_RECORDS TO PROCESS_.
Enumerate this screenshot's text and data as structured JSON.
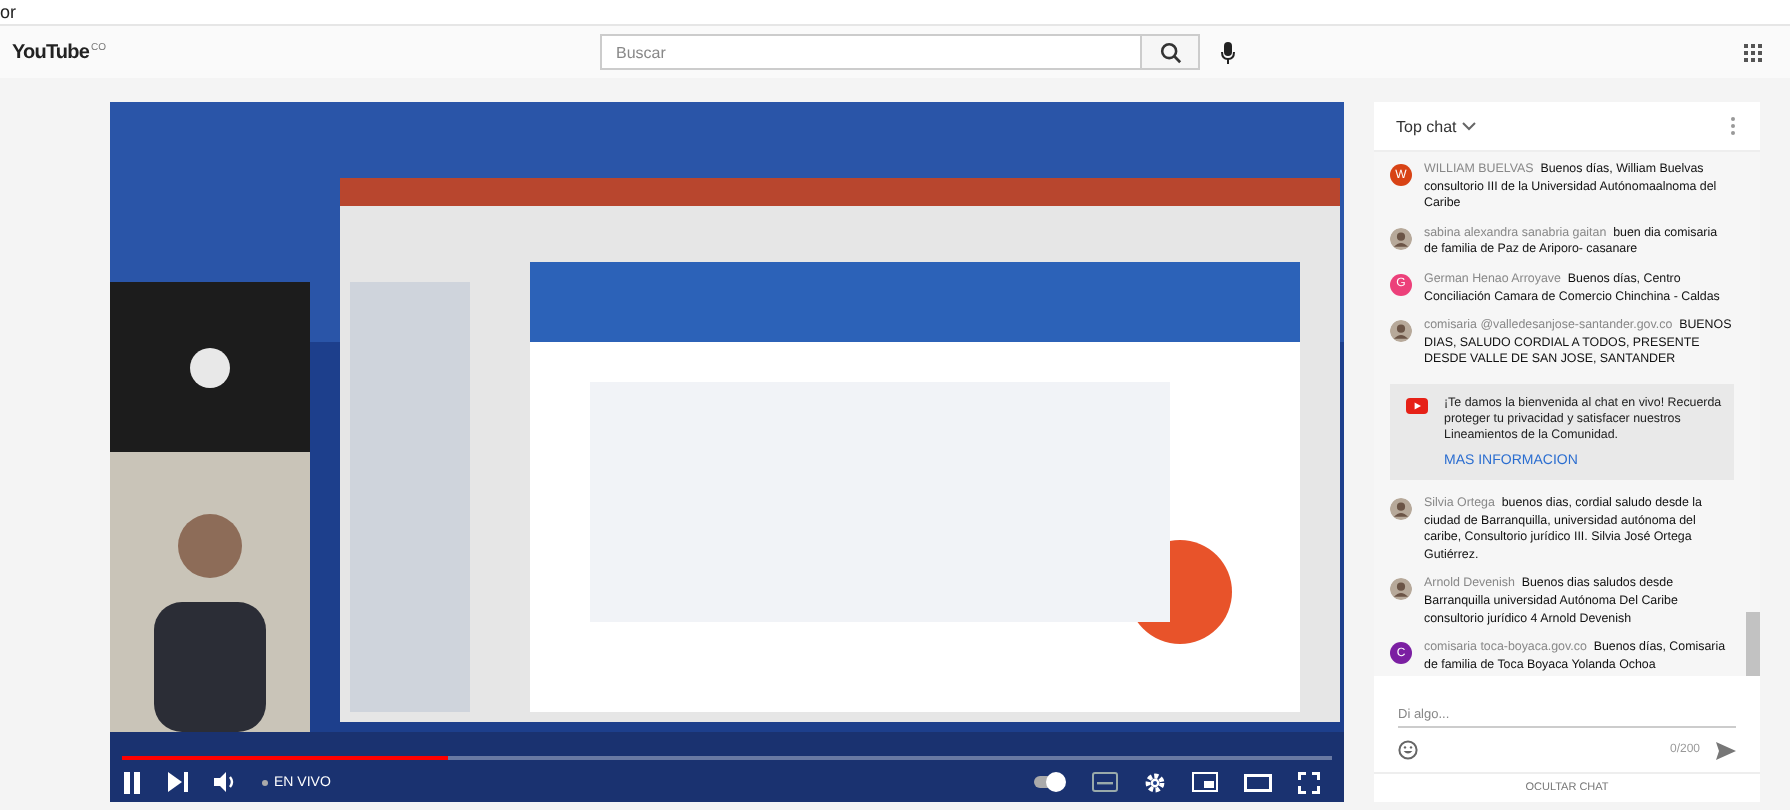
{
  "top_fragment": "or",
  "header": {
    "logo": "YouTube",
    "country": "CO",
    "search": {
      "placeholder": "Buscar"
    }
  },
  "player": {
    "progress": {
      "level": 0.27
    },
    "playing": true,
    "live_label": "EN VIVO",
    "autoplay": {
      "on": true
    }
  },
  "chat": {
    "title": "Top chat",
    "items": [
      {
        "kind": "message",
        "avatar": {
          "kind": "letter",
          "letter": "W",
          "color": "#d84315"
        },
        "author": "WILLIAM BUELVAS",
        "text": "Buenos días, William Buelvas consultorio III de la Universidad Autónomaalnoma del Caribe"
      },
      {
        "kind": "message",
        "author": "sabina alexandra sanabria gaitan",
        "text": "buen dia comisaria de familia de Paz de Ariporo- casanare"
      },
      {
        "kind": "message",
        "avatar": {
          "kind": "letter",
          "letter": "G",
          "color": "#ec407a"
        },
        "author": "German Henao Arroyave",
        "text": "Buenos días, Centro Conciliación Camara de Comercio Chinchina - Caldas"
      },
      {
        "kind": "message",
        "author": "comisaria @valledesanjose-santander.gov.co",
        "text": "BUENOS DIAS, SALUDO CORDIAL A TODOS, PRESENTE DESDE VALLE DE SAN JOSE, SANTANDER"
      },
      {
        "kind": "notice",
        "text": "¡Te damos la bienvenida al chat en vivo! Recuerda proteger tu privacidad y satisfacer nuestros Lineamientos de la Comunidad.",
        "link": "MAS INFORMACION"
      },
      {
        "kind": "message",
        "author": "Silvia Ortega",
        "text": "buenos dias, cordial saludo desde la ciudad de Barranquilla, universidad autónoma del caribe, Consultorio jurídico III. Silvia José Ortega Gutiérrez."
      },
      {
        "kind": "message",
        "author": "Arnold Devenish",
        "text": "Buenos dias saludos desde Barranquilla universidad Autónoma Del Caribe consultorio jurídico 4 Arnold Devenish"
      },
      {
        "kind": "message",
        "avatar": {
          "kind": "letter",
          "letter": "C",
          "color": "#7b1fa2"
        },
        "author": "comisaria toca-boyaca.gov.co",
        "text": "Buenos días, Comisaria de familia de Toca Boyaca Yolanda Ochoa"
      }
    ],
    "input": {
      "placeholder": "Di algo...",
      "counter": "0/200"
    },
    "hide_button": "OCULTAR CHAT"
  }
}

* * *

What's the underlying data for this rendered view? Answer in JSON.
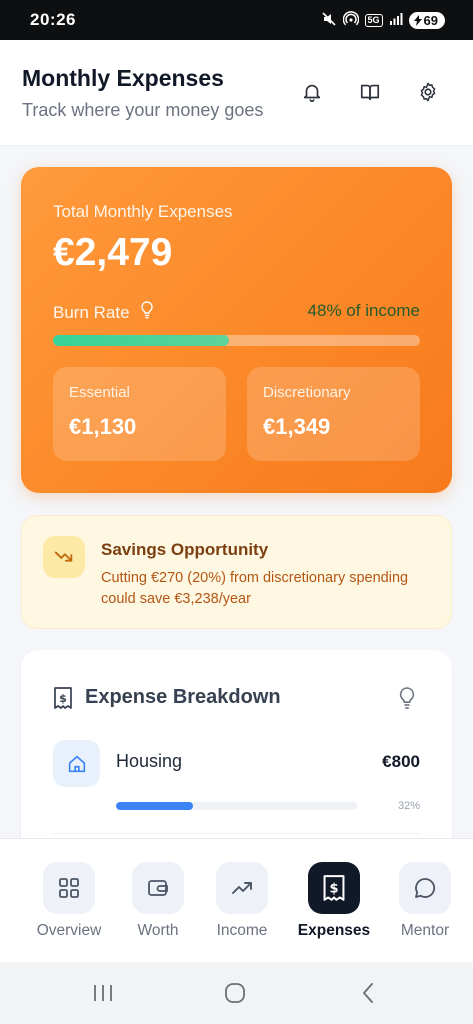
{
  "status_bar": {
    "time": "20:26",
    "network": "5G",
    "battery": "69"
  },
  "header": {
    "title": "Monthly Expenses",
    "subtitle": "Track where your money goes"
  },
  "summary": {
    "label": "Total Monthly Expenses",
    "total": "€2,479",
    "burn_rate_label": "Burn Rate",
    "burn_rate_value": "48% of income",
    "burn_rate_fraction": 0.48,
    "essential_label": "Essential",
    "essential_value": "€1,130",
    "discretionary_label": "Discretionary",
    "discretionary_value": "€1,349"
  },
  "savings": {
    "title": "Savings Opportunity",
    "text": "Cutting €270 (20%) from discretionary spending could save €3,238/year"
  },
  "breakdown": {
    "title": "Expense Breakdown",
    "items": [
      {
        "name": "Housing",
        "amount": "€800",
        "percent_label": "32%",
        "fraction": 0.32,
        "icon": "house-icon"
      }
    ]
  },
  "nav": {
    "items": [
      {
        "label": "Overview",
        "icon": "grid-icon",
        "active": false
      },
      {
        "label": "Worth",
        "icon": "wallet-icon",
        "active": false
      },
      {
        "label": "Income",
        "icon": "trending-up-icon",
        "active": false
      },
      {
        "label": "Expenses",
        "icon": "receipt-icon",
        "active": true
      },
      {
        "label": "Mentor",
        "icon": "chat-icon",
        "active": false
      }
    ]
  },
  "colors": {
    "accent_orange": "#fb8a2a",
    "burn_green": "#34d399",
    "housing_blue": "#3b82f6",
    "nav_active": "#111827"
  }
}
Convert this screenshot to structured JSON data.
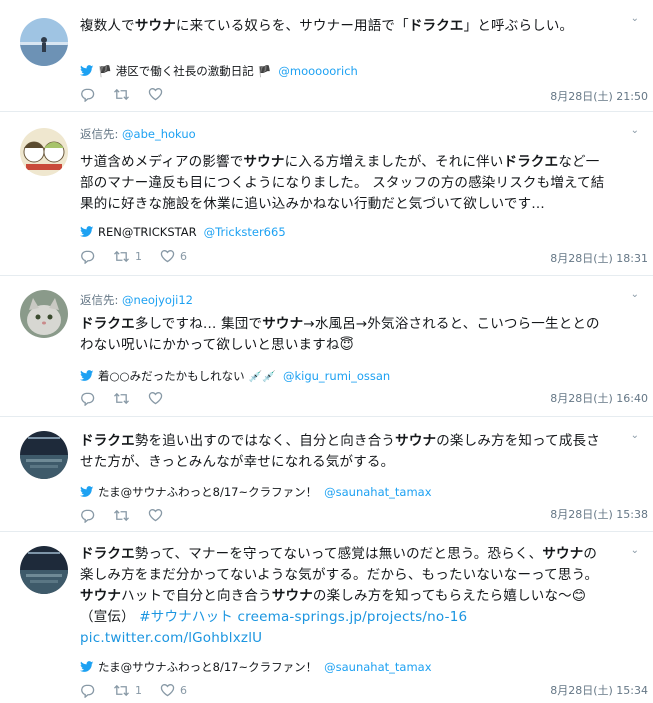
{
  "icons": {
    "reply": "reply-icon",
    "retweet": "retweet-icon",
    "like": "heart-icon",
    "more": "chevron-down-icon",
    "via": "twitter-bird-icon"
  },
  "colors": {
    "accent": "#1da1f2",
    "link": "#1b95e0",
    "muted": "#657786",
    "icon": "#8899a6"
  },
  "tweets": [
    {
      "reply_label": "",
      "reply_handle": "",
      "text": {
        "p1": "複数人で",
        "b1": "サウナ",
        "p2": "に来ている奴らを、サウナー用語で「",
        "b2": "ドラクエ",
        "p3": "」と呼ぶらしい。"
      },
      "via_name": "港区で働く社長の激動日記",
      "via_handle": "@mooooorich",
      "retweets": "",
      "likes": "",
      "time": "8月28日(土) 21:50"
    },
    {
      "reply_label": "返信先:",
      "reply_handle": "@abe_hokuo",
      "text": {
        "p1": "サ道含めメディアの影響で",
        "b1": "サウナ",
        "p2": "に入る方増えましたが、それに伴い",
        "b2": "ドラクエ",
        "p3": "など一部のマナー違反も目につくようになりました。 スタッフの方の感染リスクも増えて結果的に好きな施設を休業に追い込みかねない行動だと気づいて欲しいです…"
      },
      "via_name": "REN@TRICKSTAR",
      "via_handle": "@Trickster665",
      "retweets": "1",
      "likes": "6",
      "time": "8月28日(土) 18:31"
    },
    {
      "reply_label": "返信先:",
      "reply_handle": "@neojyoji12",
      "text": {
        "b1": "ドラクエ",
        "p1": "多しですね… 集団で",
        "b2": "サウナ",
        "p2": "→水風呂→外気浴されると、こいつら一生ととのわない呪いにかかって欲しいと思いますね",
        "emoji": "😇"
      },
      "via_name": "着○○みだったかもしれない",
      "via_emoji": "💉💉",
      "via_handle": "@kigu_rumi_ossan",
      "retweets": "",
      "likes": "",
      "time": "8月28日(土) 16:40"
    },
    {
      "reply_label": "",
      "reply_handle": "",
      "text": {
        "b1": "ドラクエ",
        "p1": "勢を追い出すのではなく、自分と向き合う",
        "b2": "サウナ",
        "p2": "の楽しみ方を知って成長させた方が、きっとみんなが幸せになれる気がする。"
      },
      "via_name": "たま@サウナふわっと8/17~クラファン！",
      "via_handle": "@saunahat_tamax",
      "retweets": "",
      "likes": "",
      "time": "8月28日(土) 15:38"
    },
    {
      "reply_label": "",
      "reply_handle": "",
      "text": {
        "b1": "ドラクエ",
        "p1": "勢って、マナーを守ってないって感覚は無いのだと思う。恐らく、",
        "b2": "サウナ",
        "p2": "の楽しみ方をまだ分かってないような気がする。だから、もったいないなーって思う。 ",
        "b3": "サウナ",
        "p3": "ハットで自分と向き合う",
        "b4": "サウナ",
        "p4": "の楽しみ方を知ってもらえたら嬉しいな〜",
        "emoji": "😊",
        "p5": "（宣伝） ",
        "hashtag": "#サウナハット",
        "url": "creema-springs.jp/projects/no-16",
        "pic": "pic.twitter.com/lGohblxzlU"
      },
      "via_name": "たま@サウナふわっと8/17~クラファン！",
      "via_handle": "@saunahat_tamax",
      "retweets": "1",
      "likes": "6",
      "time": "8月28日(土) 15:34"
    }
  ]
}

_EXERCISE DESCRIPTION_. Your task is to report how many lines of the material include the string "Ortega". Give the number and no other words.

_SOLUTION TO THIS EXERCISE_. 2